§ Source data:
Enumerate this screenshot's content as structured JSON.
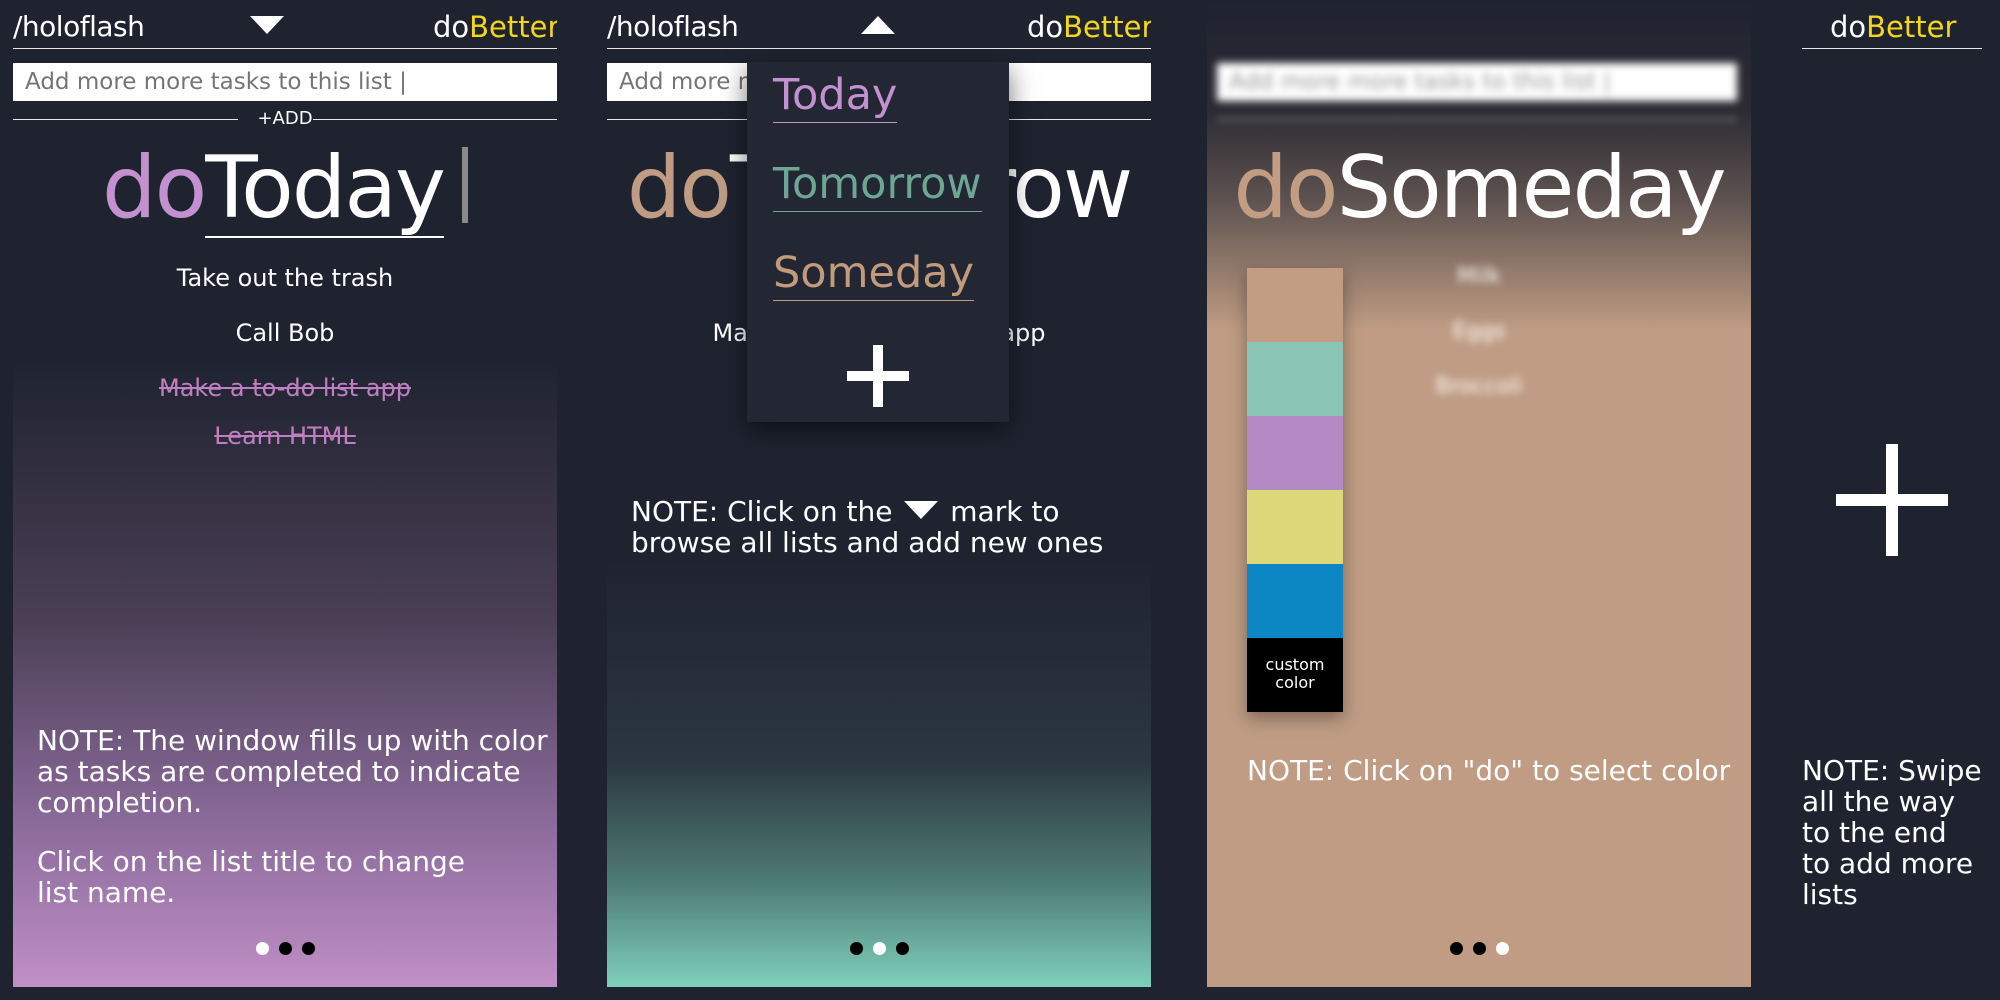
{
  "header": {
    "username": "/holoflash",
    "brand_prefix": "do",
    "brand_suffix": "Better"
  },
  "input": {
    "placeholder": "Add more more tasks to this list |",
    "add_label": "+ADD"
  },
  "panels": [
    {
      "title_prefix": "do",
      "title_name": "Today",
      "title_prefix_color": "#c391cf",
      "tasks": [
        {
          "text": "Take out the trash",
          "done": false
        },
        {
          "text": "Call Bob",
          "done": false
        },
        {
          "text": "Make a to-do list app",
          "done": true
        },
        {
          "text": "Learn HTML",
          "done": true
        }
      ],
      "note_lines": [
        "NOTE: The window fills up with color",
        "as tasks are completed to indicate",
        "completion."
      ],
      "note2_lines": [
        "Click on the list title to change",
        "list name."
      ],
      "page_indicator": {
        "count": 3,
        "active": 1
      }
    },
    {
      "title_prefix": "do",
      "title_name": "Tomorrow",
      "title_prefix_color": "#bf9c83",
      "tasks": [
        {
          "text": "Make a better to-do list app",
          "done": false
        }
      ],
      "note_line1_a": "NOTE: Click on the",
      "note_line1_b": "mark to",
      "note_line2": "browse all lists and add new ones",
      "dropdown": [
        {
          "label": "Today",
          "color": "#c391cf"
        },
        {
          "label": "Tomorrow",
          "color": "#6ea696"
        },
        {
          "label": "Someday",
          "color": "#c29a7c"
        }
      ],
      "page_indicator": {
        "count": 3,
        "active": 2
      }
    },
    {
      "title_prefix": "do",
      "title_name": "Someday",
      "title_prefix_color": "#c29c83",
      "tasks": [
        {
          "text": "Milk"
        },
        {
          "text": "Eggs"
        },
        {
          "text": "Broccoli"
        }
      ],
      "swatches": [
        "#c29c83",
        "#8ac4b4",
        "#b589c4",
        "#ddd87a",
        "#0d86c4"
      ],
      "custom_color_lines": [
        "custom",
        "color"
      ],
      "note": "NOTE: Click on \"do\" to select color",
      "page_indicator": {
        "count": 3,
        "active": 3
      }
    },
    {
      "note_lines": [
        "NOTE: Swipe",
        "all the way",
        "to the end",
        "to add more",
        "lists"
      ]
    }
  ]
}
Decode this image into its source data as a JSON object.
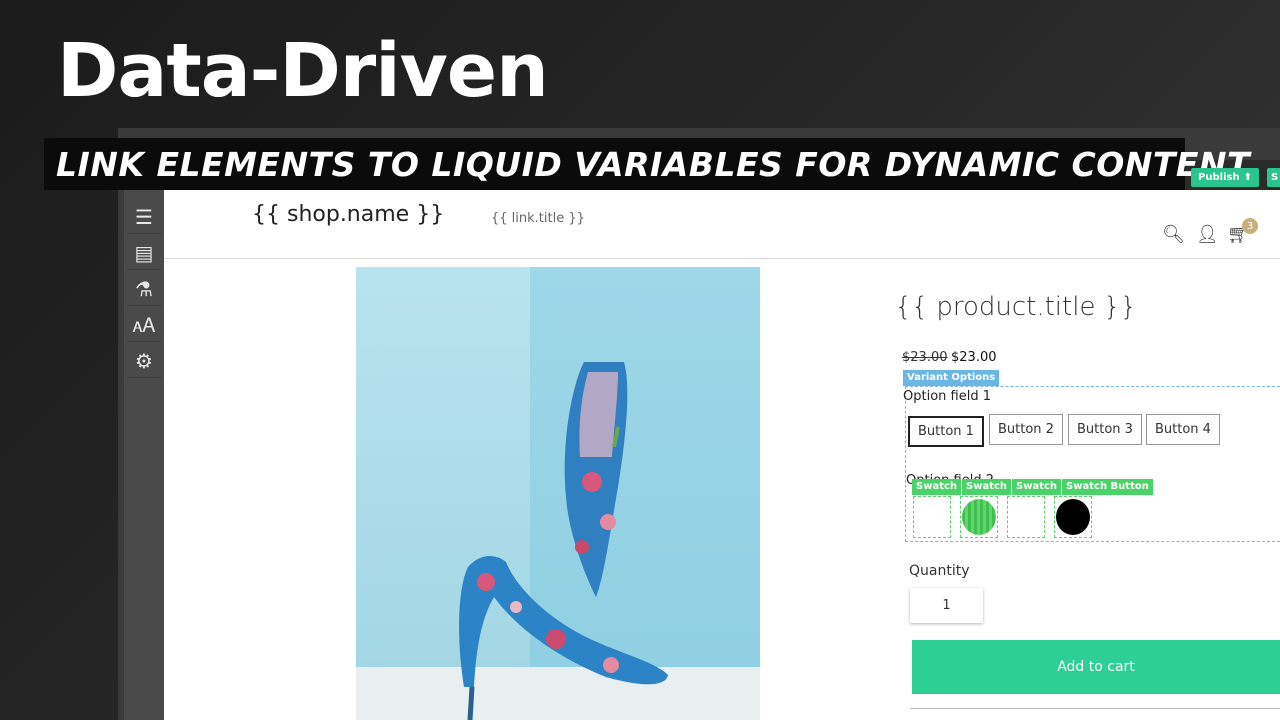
{
  "overlay": {
    "headline": "Data-Driven",
    "subheadline": "LINK ELEMENTS TO LIQUID VARIABLES FOR DYNAMIC CONTENT"
  },
  "editor": {
    "publish_label": "Publish",
    "save_label": "S",
    "sidebar_icons": [
      "menu-icon",
      "page-icon",
      "flask-icon",
      "translate-icon",
      "settings-icon"
    ]
  },
  "store": {
    "shop_name": "{{ shop.name }}",
    "link_title": "{{ link.title }}",
    "cart_count": "3"
  },
  "product": {
    "title": "{{ product.title }}",
    "compare_price": "$23.00",
    "price": "$23.00",
    "variant_tag": "Variant Options",
    "option1_label": "Option field 1",
    "option1_buttons": [
      "Button 1",
      "Button 2",
      "Button 3",
      "Button 4"
    ],
    "option2_label": "Option field 2",
    "swatch_tags": [
      "Swatch",
      "Swatch",
      "Swatch",
      "Swatch Button"
    ],
    "quantity_label": "Quantity",
    "quantity_value": "1",
    "add_to_cart": "Add to cart"
  }
}
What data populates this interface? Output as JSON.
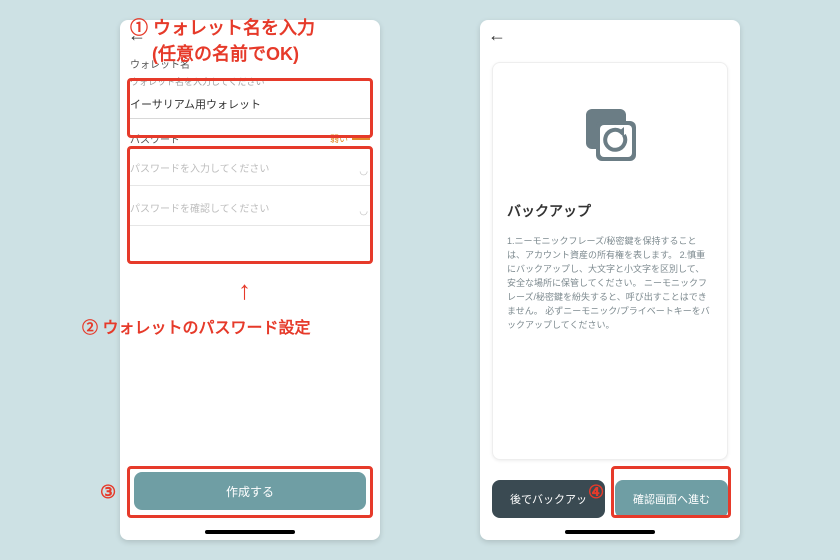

§ Given task: Images in the data above are to be skipped. Retype all other material exactly.

§ Full answer:
Enumerate this screenshot's content as structured JSON.
{
  "header": {
    "username": "/holoflash",
    "brand_prefix": "do",
    "brand_suffix": "Better"
  },
  "input": {
    "placeholder": "Add more more tasks to this list |",
    "add_label": "+ADD"
  },
  "panels": [
    {
      "title_prefix": "do",
      "title_name": "Today",
      "title_prefix_color": "#c391cf",
      "tasks": [
        {
          "text": "Take out the trash",
          "done": false
        },
        {
          "text": "Call Bob",
          "done": false
        },
        {
          "text": "Make a to-do list app",
          "done": true
        },
        {
          "text": "Learn HTML",
          "done": true
        }
      ],
      "note_lines": [
        "NOTE: The window fills up with color",
        "as tasks are completed to indicate",
        "completion."
      ],
      "note2_lines": [
        "Click on the list title to change",
        "list name."
      ],
      "page_indicator": {
        "count": 3,
        "active": 1
      }
    },
    {
      "title_prefix": "do",
      "title_name": "Tomorrow",
      "title_prefix_color": "#bf9c83",
      "tasks": [
        {
          "text": "Make a better to-do list app",
          "done": false
        }
      ],
      "note_line1_a": "NOTE: Click on the",
      "note_line1_b": "mark to",
      "note_line2": "browse all lists and add new ones",
      "dropdown": [
        {
          "label": "Today",
          "color": "#c391cf"
        },
        {
          "label": "Tomorrow",
          "color": "#6ea696"
        },
        {
          "label": "Someday",
          "color": "#c29a7c"
        }
      ],
      "page_indicator": {
        "count": 3,
        "active": 2
      }
    },
    {
      "title_prefix": "do",
      "title_name": "Someday",
      "title_prefix_color": "#c29c83",
      "tasks": [
        {
          "text": "Milk"
        },
        {
          "text": "Eggs"
        },
        {
          "text": "Broccoli"
        }
      ],
      "swatches": [
        "#c29c83",
        "#8ac4b4",
        "#b589c4",
        "#ddd87a",
        "#0d86c4"
      ],
      "custom_color_lines": [
        "custom",
        "color"
      ],
      "note": "NOTE: Click on \"do\" to select color",
      "page_indicator": {
        "count": 3,
        "active": 3
      }
    },
    {
      "note_lines": [
        "NOTE: Swipe",
        "all the way",
        "to the end",
        "to add more",
        "lists"
      ]
    }
  ]
}
Decode this image into its source data as a JSON object.
{
  "overlay": {
    "headline": "Data-Driven",
    "subheadline": "LINK ELEMENTS TO LIQUID VARIABLES FOR DYNAMIC CONTENT"
  },
  "editor": {
    "publish_label": "Publish",
    "save_label": "S",
    "sidebar_icons": [
      "menu-icon",
      "page-icon",
      "flask-icon",
      "translate-icon",
      "settings-icon"
    ]
  },
  "store": {
    "shop_name": "{{ shop.name }}",
    "link_title": "{{ link.title }}",
    "cart_count": "3"
  },
  "product": {
    "title": "{{ product.title }}",
    "compare_price": "$23.00",
    "price": "$23.00",
    "variant_tag": "Variant Options",
    "option1_label": "Option field 1",
    "option1_buttons": [
      "Button 1",
      "Button 2",
      "Button 3",
      "Button 4"
    ],
    "option2_label": "Option field 2",
    "swatch_tags": [
      "Swatch",
      "Swatch",
      "Swatch",
      "Swatch Button"
    ],
    "quantity_label": "Quantity",
    "quantity_value": "1",
    "add_to_cart": "Add to cart"
  }
}
What data populates this interface? Output as JSON.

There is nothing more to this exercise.